_Exercise instructions_. In full and without alteration, give the listing again.

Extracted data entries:
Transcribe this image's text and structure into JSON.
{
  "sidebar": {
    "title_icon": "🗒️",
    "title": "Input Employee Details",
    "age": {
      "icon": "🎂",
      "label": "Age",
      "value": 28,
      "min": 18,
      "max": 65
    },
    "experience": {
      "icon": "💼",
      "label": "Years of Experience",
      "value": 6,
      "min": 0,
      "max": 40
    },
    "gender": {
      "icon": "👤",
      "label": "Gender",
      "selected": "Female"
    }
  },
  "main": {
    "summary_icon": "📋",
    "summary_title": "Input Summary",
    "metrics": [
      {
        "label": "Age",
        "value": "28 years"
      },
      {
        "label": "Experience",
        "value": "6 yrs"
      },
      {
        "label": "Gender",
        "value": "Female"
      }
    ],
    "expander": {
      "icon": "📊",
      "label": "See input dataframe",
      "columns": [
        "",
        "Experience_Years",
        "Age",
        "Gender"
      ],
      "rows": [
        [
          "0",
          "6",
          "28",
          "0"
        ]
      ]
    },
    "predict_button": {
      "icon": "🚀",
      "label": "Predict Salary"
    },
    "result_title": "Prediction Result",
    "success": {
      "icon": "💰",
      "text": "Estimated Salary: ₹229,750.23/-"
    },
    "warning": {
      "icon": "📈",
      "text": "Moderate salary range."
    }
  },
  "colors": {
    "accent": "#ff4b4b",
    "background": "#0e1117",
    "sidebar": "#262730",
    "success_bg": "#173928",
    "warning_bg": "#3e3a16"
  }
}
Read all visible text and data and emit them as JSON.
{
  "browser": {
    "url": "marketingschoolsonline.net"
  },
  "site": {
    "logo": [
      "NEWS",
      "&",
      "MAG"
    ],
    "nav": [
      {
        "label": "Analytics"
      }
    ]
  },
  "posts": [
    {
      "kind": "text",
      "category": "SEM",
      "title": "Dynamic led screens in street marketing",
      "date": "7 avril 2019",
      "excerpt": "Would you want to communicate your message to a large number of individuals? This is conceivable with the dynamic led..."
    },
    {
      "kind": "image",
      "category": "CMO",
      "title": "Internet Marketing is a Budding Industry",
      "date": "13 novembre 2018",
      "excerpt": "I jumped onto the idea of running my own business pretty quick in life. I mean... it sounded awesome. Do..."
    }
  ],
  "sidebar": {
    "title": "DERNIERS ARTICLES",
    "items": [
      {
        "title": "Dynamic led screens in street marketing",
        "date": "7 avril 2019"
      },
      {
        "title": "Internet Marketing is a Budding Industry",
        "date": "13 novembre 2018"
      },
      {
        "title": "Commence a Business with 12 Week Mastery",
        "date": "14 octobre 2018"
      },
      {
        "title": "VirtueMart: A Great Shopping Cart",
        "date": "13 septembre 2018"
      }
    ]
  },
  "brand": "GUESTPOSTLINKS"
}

_Output of the task_.
Transcribe this image's text and structure into JSON.
{
  "sidebar": {
    "title_icon": "🗒️",
    "title": "Input Employee Details",
    "age": {
      "icon": "🎂",
      "label": "Age",
      "value": 28,
      "min": 18,
      "max": 65
    },
    "experience": {
      "icon": "💼",
      "label": "Years of Experience",
      "value": 6,
      "min": 0,
      "max": 40
    },
    "gender": {
      "icon": "👤",
      "label": "Gender",
      "selected": "Female"
    }
  },
  "main": {
    "summary_icon": "📋",
    "summary_title": "Input Summary",
    "metrics": [
      {
        "label": "Age",
        "value": "28 years"
      },
      {
        "label": "Experience",
        "value": "6 yrs"
      },
      {
        "label": "Gender",
        "value": "Female"
      }
    ],
    "expander": {
      "icon": "📊",
      "label": "See input dataframe",
      "columns": [
        "",
        "Experience_Years",
        "Age",
        "Gender"
      ],
      "rows": [
        [
          "0",
          "6",
          "28",
          "0"
        ]
      ]
    },
    "predict_button": {
      "icon": "🚀",
      "label": "Predict Salary"
    },
    "result_title": "Prediction Result",
    "success": {
      "icon": "💰",
      "text": "Estimated Salary: ₹229,750.23/-"
    },
    "warning": {
      "icon": "📈",
      "text": "Moderate salary range."
    }
  },
  "colors": {
    "accent": "#ff4b4b",
    "background": "#0e1117",
    "sidebar": "#262730",
    "success_bg": "#173928",
    "warning_bg": "#3e3a16"
  }
}
Read all visible text and data and emit them as JSON.
{
  "browser": {
    "url": "marketingschoolsonline.net"
  },
  "site": {
    "logo": [
      "NEWS",
      "&",
      "MAG"
    ],
    "nav": [
      {
        "label": "Analytics"
      }
    ]
  },
  "posts": [
    {
      "kind": "text",
      "category": "SEM",
      "title": "Dynamic led screens in street marketing",
      "date": "7 avril 2019",
      "excerpt": "Would you want to communicate your message to a large number of individuals? This is conceivable with the dynamic led..."
    },
    {
      "kind": "image",
      "category": "CMO",
      "title": "Internet Marketing is a Budding Industry",
      "date": "13 novembre 2018",
      "excerpt": "I jumped onto the idea of running my own business pretty quick in life. I mean... it sounded awesome. Do..."
    }
  ],
  "sidebar": {
    "title": "DERNIERS ARTICLES",
    "items": [
      {
        "title": "Dynamic led screens in street marketing",
        "date": "7 avril 2019"
      },
      {
        "title": "Internet Marketing is a Budding Industry",
        "date": "13 novembre 2018"
      },
      {
        "title": "Commence a Business with 12 Week Mastery",
        "date": "14 octobre 2018"
      },
      {
        "title": "VirtueMart: A Great Shopping Cart",
        "date": "13 septembre 2018"
      }
    ]
  },
  "brand": "GUESTPOSTLINKS"
}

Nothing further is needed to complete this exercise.